→ **WORK TO BE COMPLETED**: Reproduce all of the data below without alteration; exclude every picture.

→ **MATERIAL SUPPLIED**:
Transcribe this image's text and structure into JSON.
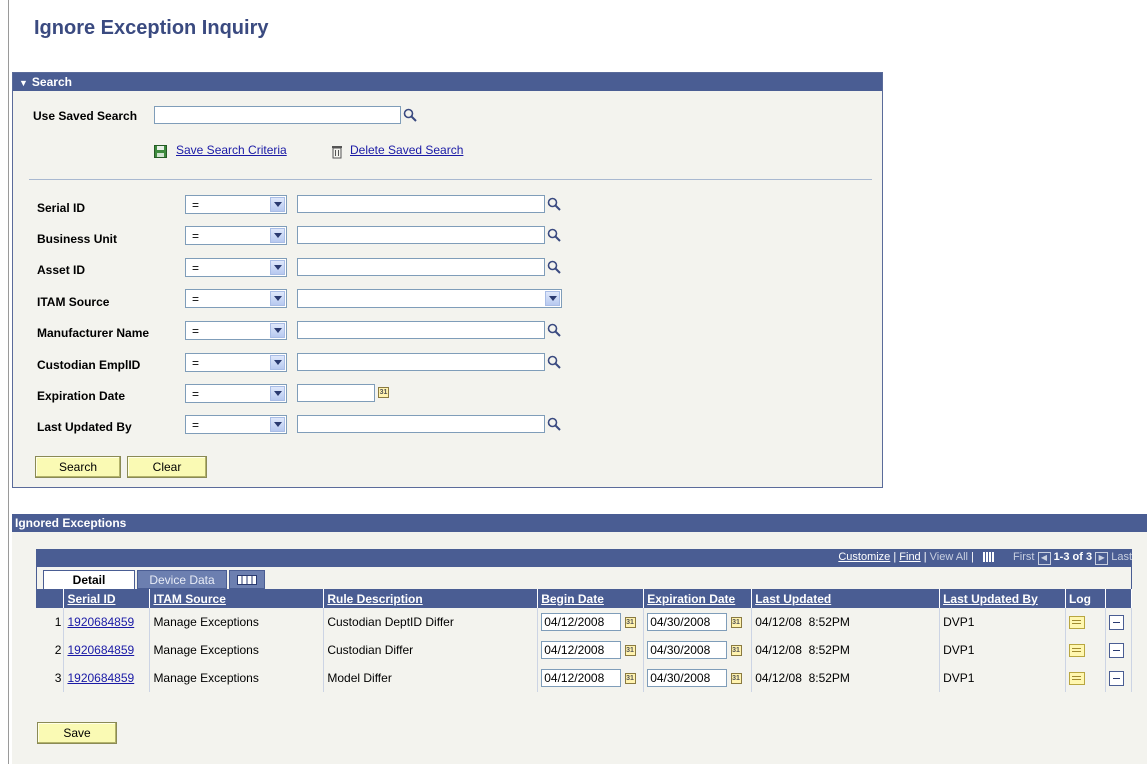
{
  "page": {
    "title": "Ignore Exception Inquiry"
  },
  "search": {
    "header": "Search",
    "saved_search_label": "Use Saved Search",
    "saved_search_value": "",
    "save_criteria_link": "Save Search Criteria",
    "delete_saved_link": "Delete Saved Search",
    "fields": [
      {
        "label": "Serial ID",
        "operator": "=",
        "value": ""
      },
      {
        "label": "Business Unit",
        "operator": "=",
        "value": ""
      },
      {
        "label": "Asset ID",
        "operator": "=",
        "value": ""
      },
      {
        "label": "ITAM Source",
        "operator": "=",
        "value": ""
      },
      {
        "label": "Manufacturer Name",
        "operator": "=",
        "value": ""
      },
      {
        "label": "Custodian EmplID",
        "operator": "=",
        "value": ""
      },
      {
        "label": "Expiration Date",
        "operator": "=",
        "value": ""
      },
      {
        "label": "Last Updated By",
        "operator": "=",
        "value": ""
      }
    ],
    "search_button": "Search",
    "clear_button": "Clear"
  },
  "exceptions": {
    "header": "Ignored Exceptions",
    "nav": {
      "customize": "Customize",
      "find": "Find",
      "view_all": "View All",
      "first": "First",
      "range": "1-3 of 3",
      "last": "Last"
    },
    "tabs": {
      "detail": "Detail",
      "device_data": "Device Data"
    },
    "columns": {
      "serial_id": "Serial ID",
      "itam_source": "ITAM Source",
      "rule_description": "Rule Description",
      "begin_date": "Begin Date",
      "expiration_date": "Expiration Date",
      "last_updated": "Last Updated",
      "last_updated_by": "Last Updated By",
      "log": "Log"
    },
    "rows": [
      {
        "num": "1",
        "serial_id": "1920684859",
        "itam_source": "Manage Exceptions",
        "rule_description": "Custodian DeptID Differ",
        "begin_date": "04/12/2008",
        "expiration_date": "04/30/2008",
        "last_updated": "04/12/08  8:52PM",
        "last_updated_by": "DVP1"
      },
      {
        "num": "2",
        "serial_id": "1920684859",
        "itam_source": "Manage Exceptions",
        "rule_description": "Custodian Differ",
        "begin_date": "04/12/2008",
        "expiration_date": "04/30/2008",
        "last_updated": "04/12/08  8:52PM",
        "last_updated_by": "DVP1"
      },
      {
        "num": "3",
        "serial_id": "1920684859",
        "itam_source": "Manage Exceptions",
        "rule_description": "Model Differ",
        "begin_date": "04/12/2008",
        "expiration_date": "04/30/2008",
        "last_updated": "04/12/08  8:52PM",
        "last_updated_by": "DVP1"
      }
    ],
    "save_button": "Save"
  },
  "colors": {
    "header_blue": "#4a5d93",
    "panel_bg": "#f3f3ee",
    "button_yellow": "#fafab4",
    "link_blue": "#1a1aa6"
  }
}
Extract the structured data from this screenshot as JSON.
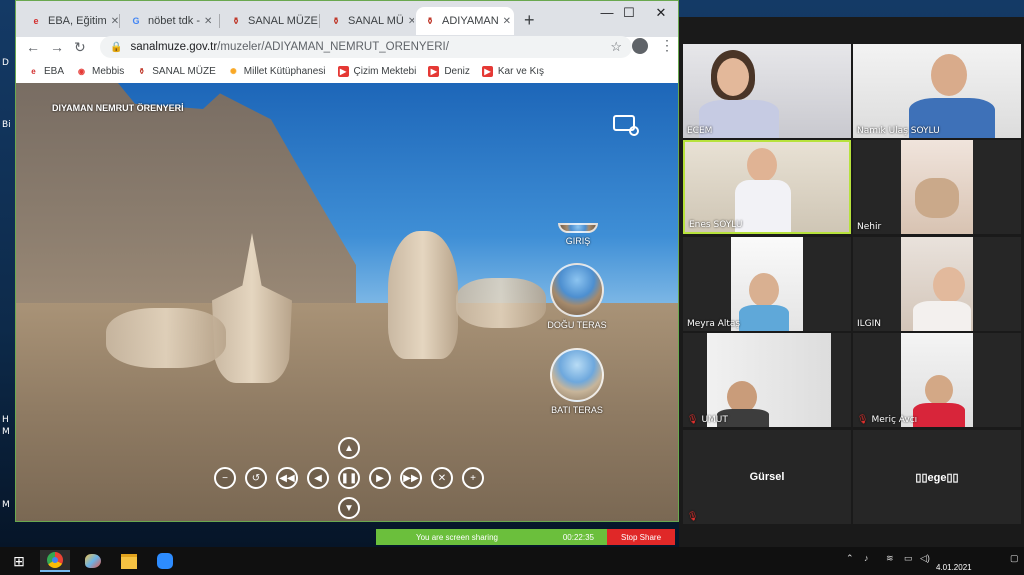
{
  "browser": {
    "tabs": [
      {
        "label": "EBA, Eğitim",
        "favicon": "eba-icon",
        "color": "#d32f2f"
      },
      {
        "label": "nöbet tdk -",
        "favicon": "google-icon",
        "color": "#4285f4"
      },
      {
        "label": "SANAL MÜZE",
        "favicon": "museum-icon",
        "color": "#c0392b"
      },
      {
        "label": "SANAL MÜ",
        "favicon": "museum-icon",
        "color": "#c0392b"
      },
      {
        "label": "ADIYAMAN",
        "favicon": "museum-icon",
        "color": "#c0392b",
        "active": true
      }
    ],
    "url_host": "sanalmuze.gov.tr",
    "url_path": "/muzeler/ADIYAMAN_NEMRUT_ORENYERI/",
    "bookmarks": [
      {
        "label": "EBA",
        "icon": "eba-icon"
      },
      {
        "label": "Mebbis",
        "icon": "mebbis-icon"
      },
      {
        "label": "SANAL MÜZE",
        "icon": "museum-icon"
      },
      {
        "label": "Millet Kütüphanesi",
        "icon": "library-icon"
      },
      {
        "label": "Çizim Mektebi",
        "icon": "youtube-icon"
      },
      {
        "label": "Deniz",
        "icon": "youtube-icon"
      },
      {
        "label": "Kar ve Kış",
        "icon": "youtube-icon"
      }
    ]
  },
  "pano": {
    "title": "DIYAMAN NEMRUT ÖRENYERİ",
    "pois": [
      "GIRIŞ",
      "DOĞU TERAS",
      "BATI TERAS"
    ]
  },
  "zoom": {
    "participants": [
      {
        "name": "ECEM",
        "muted": false,
        "video": true
      },
      {
        "name": "Namık Ulaş SOYLU",
        "muted": false,
        "video": true
      },
      {
        "name": "Enes SOYLU",
        "muted": false,
        "video": true,
        "speaking": true
      },
      {
        "name": "Nehir",
        "muted": false,
        "video": true
      },
      {
        "name": "Meyra Altaş",
        "muted": false,
        "video": true
      },
      {
        "name": "ILGIN",
        "muted": false,
        "video": true
      },
      {
        "name": "UMUT",
        "muted": true,
        "video": true
      },
      {
        "name": "Meriç Avcı",
        "muted": true,
        "video": true
      },
      {
        "name": "Gürsel",
        "muted": true,
        "video": false
      },
      {
        "name": "▯▯ege▯▯",
        "muted": false,
        "video": false
      }
    ]
  },
  "share": {
    "status": "You are screen sharing",
    "timer": "00:22:35",
    "stop_label": "Stop Share"
  },
  "taskbar": {
    "date": "4.01.2021",
    "apps": [
      "chrome-icon",
      "paint-icon",
      "file-explorer-icon",
      "zoom-icon"
    ]
  }
}
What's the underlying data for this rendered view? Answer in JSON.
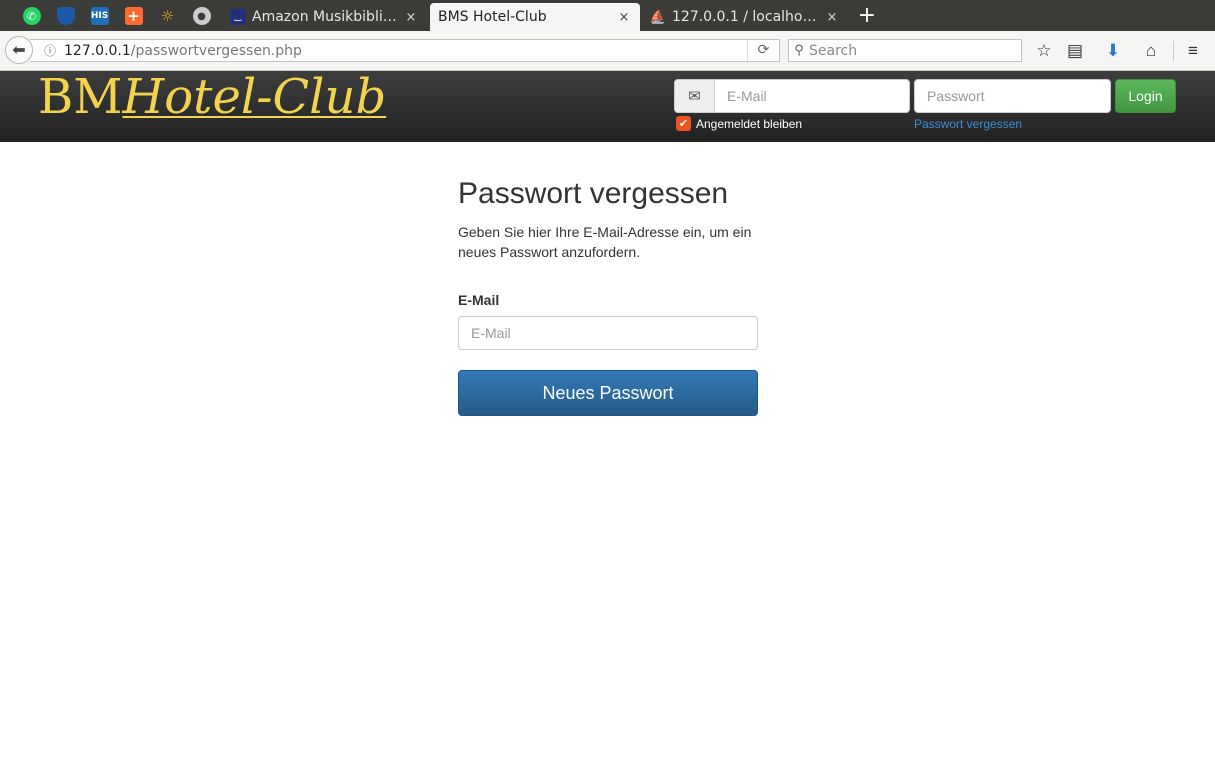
{
  "browser": {
    "pinned_tabs": [
      {
        "icon": "whatsapp-icon",
        "color": "#25d366"
      },
      {
        "icon": "shield-icon",
        "color": "#1c5aa8"
      },
      {
        "icon": "his-icon",
        "color": "#1e6fb8"
      },
      {
        "icon": "swiss-cross-icon",
        "color": "#ff6a2e"
      },
      {
        "icon": "lightbulb-icon",
        "color": "#e8b325"
      },
      {
        "icon": "github-icon",
        "color": "#cccccc"
      }
    ],
    "tabs": [
      {
        "title": "Amazon Musikbiblio...",
        "active": false
      },
      {
        "title": "BMS Hotel-Club",
        "active": true
      },
      {
        "title": "127.0.0.1 / localhost...",
        "active": false
      }
    ],
    "close_glyph": "×",
    "new_tab_glyph": "+",
    "url": {
      "host": "127.0.0.1",
      "path": "/passwortvergessen.php"
    },
    "search_placeholder": "Search"
  },
  "site": {
    "brand_prefix": "BM",
    "brand_name": "Hotel-Club",
    "brand_color": "#f3d34e",
    "login": {
      "email_placeholder": "E-Mail",
      "password_placeholder": "Passwort",
      "button_label": "Login",
      "remember_label": "Angemeldet bleiben",
      "forgot_label": "Passwort vergessen"
    }
  },
  "page": {
    "heading": "Passwort vergessen",
    "intro": "Geben Sie hier Ihre E-Mail-Adresse ein, um ein neues Passwort anzufordern.",
    "email_label": "E-Mail",
    "email_placeholder": "E-Mail",
    "submit_label": "Neues Passwort"
  }
}
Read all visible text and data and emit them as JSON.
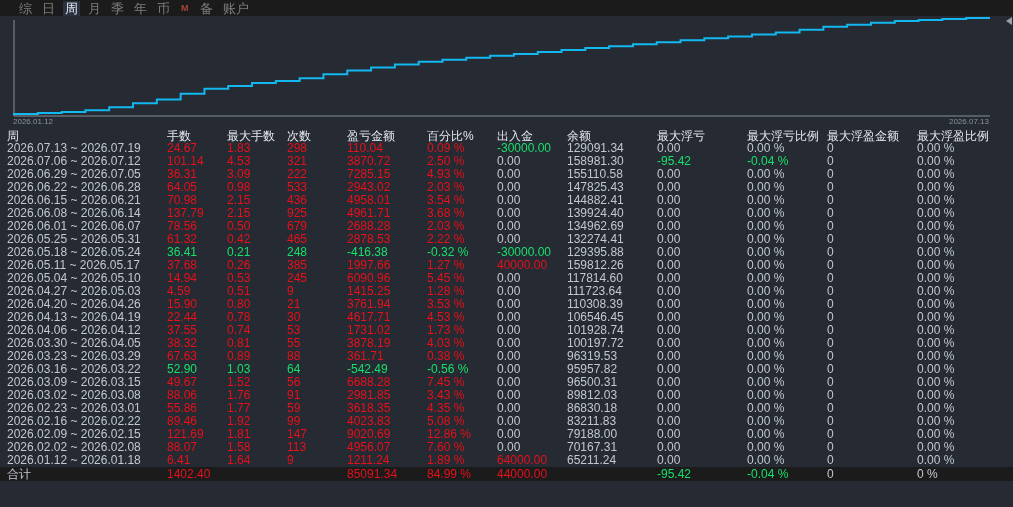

→ **OUTPUT OF THE EXERCISE**:
Transcribe this image's text and structure into JSON.
{
  "page": {
    "title": "Ignore Exception Inquiry"
  },
  "search": {
    "header": "Search",
    "saved_search_label": "Use Saved Search",
    "saved_search_value": "",
    "save_criteria_link": "Save Search Criteria",
    "delete_saved_link": "Delete Saved Search",
    "fields": [
      {
        "label": "Serial ID",
        "operator": "=",
        "value": ""
      },
      {
        "label": "Business Unit",
        "operator": "=",
        "value": ""
      },
      {
        "label": "Asset ID",
        "operator": "=",
        "value": ""
      },
      {
        "label": "ITAM Source",
        "operator": "=",
        "value": ""
      },
      {
        "label": "Manufacturer Name",
        "operator": "=",
        "value": ""
      },
      {
        "label": "Custodian EmplID",
        "operator": "=",
        "value": ""
      },
      {
        "label": "Expiration Date",
        "operator": "=",
        "value": ""
      },
      {
        "label": "Last Updated By",
        "operator": "=",
        "value": ""
      }
    ],
    "search_button": "Search",
    "clear_button": "Clear"
  },
  "exceptions": {
    "header": "Ignored Exceptions",
    "nav": {
      "customize": "Customize",
      "find": "Find",
      "view_all": "View All",
      "first": "First",
      "range": "1-3 of 3",
      "last": "Last"
    },
    "tabs": {
      "detail": "Detail",
      "device_data": "Device Data"
    },
    "columns": {
      "serial_id": "Serial ID",
      "itam_source": "ITAM Source",
      "rule_description": "Rule Description",
      "begin_date": "Begin Date",
      "expiration_date": "Expiration Date",
      "last_updated": "Last Updated",
      "last_updated_by": "Last Updated By",
      "log": "Log"
    },
    "rows": [
      {
        "num": "1",
        "serial_id": "1920684859",
        "itam_source": "Manage Exceptions",
        "rule_description": "Custodian DeptID Differ",
        "begin_date": "04/12/2008",
        "expiration_date": "04/30/2008",
        "last_updated": "04/12/08  8:52PM",
        "last_updated_by": "DVP1"
      },
      {
        "num": "2",
        "serial_id": "1920684859",
        "itam_source": "Manage Exceptions",
        "rule_description": "Custodian Differ",
        "begin_date": "04/12/2008",
        "expiration_date": "04/30/2008",
        "last_updated": "04/12/08  8:52PM",
        "last_updated_by": "DVP1"
      },
      {
        "num": "3",
        "serial_id": "1920684859",
        "itam_source": "Manage Exceptions",
        "rule_description": "Model Differ",
        "begin_date": "04/12/2008",
        "expiration_date": "04/30/2008",
        "last_updated": "04/12/08  8:52PM",
        "last_updated_by": "DVP1"
      }
    ],
    "save_button": "Save"
  },
  "colors": {
    "header_blue": "#4a5d93",
    "panel_bg": "#f3f3ee",
    "button_yellow": "#fafab4",
    "link_blue": "#1a1aa6"
  }
}
Extract the structured data from this screenshot as JSON.
{
  "browser": {
    "tabs": [
      {
        "label": "EBA, Eğitim",
        "favicon": "eba-icon",
        "color": "#d32f2f"
      },
      {
        "label": "nöbet tdk -",
        "favicon": "google-icon",
        "color": "#4285f4"
      },
      {
        "label": "SANAL MÜZE",
        "favicon": "museum-icon",
        "color": "#c0392b"
      },
      {
        "label": "SANAL MÜ",
        "favicon": "museum-icon",
        "color": "#c0392b"
      },
      {
        "label": "ADIYAMAN",
        "favicon": "museum-icon",
        "color": "#c0392b",
        "active": true
      }
    ],
    "url_host": "sanalmuze.gov.tr",
    "url_path": "/muzeler/ADIYAMAN_NEMRUT_ORENYERI/",
    "bookmarks": [
      {
        "label": "EBA",
        "icon": "eba-icon"
      },
      {
        "label": "Mebbis",
        "icon": "mebbis-icon"
      },
      {
        "label": "SANAL MÜZE",
        "icon": "museum-icon"
      },
      {
        "label": "Millet Kütüphanesi",
        "icon": "library-icon"
      },
      {
        "label": "Çizim Mektebi",
        "icon": "youtube-icon"
      },
      {
        "label": "Deniz",
        "icon": "youtube-icon"
      },
      {
        "label": "Kar ve Kış",
        "icon": "youtube-icon"
      }
    ]
  },
  "pano": {
    "title": "DIYAMAN NEMRUT ÖRENYERİ",
    "pois": [
      "GIRIŞ",
      "DOĞU TERAS",
      "BATI TERAS"
    ]
  },
  "zoom": {
    "participants": [
      {
        "name": "ECEM",
        "muted": false,
        "video": true
      },
      {
        "name": "Namık Ulaş SOYLU",
        "muted": false,
        "video": true
      },
      {
        "name": "Enes SOYLU",
        "muted": false,
        "video": true,
        "speaking": true
      },
      {
        "name": "Nehir",
        "muted": false,
        "video": true
      },
      {
        "name": "Meyra Altaş",
        "muted": false,
        "video": true
      },
      {
        "name": "ILGIN",
        "muted": false,
        "video": true
      },
      {
        "name": "UMUT",
        "muted": true,
        "video": true
      },
      {
        "name": "Meriç Avcı",
        "muted": true,
        "video": true
      },
      {
        "name": "Gürsel",
        "muted": true,
        "video": false
      },
      {
        "name": "▯▯ege▯▯",
        "muted": false,
        "video": false
      }
    ]
  },
  "share": {
    "status": "You are screen sharing",
    "timer": "00:22:35",
    "stop_label": "Stop Share"
  },
  "taskbar": {
    "date": "4.01.2021",
    "apps": [
      "chrome-icon",
      "paint-icon",
      "file-explorer-icon",
      "zoom-icon"
    ]
  }
}
What's the underlying data for this rendered view? Answer in JSON.
{
  "browser": {
    "pinned_tabs": [
      {
        "icon": "whatsapp-icon",
        "color": "#25d366"
      },
      {
        "icon": "shield-icon",
        "color": "#1c5aa8"
      },
      {
        "icon": "his-icon",
        "color": "#1e6fb8"
      },
      {
        "icon": "swiss-cross-icon",
        "color": "#ff6a2e"
      },
      {
        "icon": "lightbulb-icon",
        "color": "#e8b325"
      },
      {
        "icon": "github-icon",
        "color": "#cccccc"
      }
    ],
    "tabs": [
      {
        "title": "Amazon Musikbiblio...",
        "active": false
      },
      {
        "title": "BMS Hotel-Club",
        "active": true
      },
      {
        "title": "127.0.0.1 / localhost...",
        "active": false
      }
    ],
    "close_glyph": "×",
    "new_tab_glyph": "+",
    "url": {
      "host": "127.0.0.1",
      "path": "/passwortvergessen.php"
    },
    "search_placeholder": "Search"
  },
  "site": {
    "brand_prefix": "BM",
    "brand_name": "Hotel-Club",
    "brand_color": "#f3d34e",
    "login": {
      "email_placeholder": "E-Mail",
      "password_placeholder": "Passwort",
      "button_label": "Login",
      "remember_label": "Angemeldet bleiben",
      "forgot_label": "Passwort vergessen"
    }
  },
  "page": {
    "heading": "Passwort vergessen",
    "intro": "Geben Sie hier Ihre E-Mail-Adresse ein, um ein neues Passwort anzufordern.",
    "email_label": "E-Mail",
    "email_placeholder": "E-Mail",
    "submit_label": "Neues Passwort"
  }
}
Read all visible text and data and emit them as JSON.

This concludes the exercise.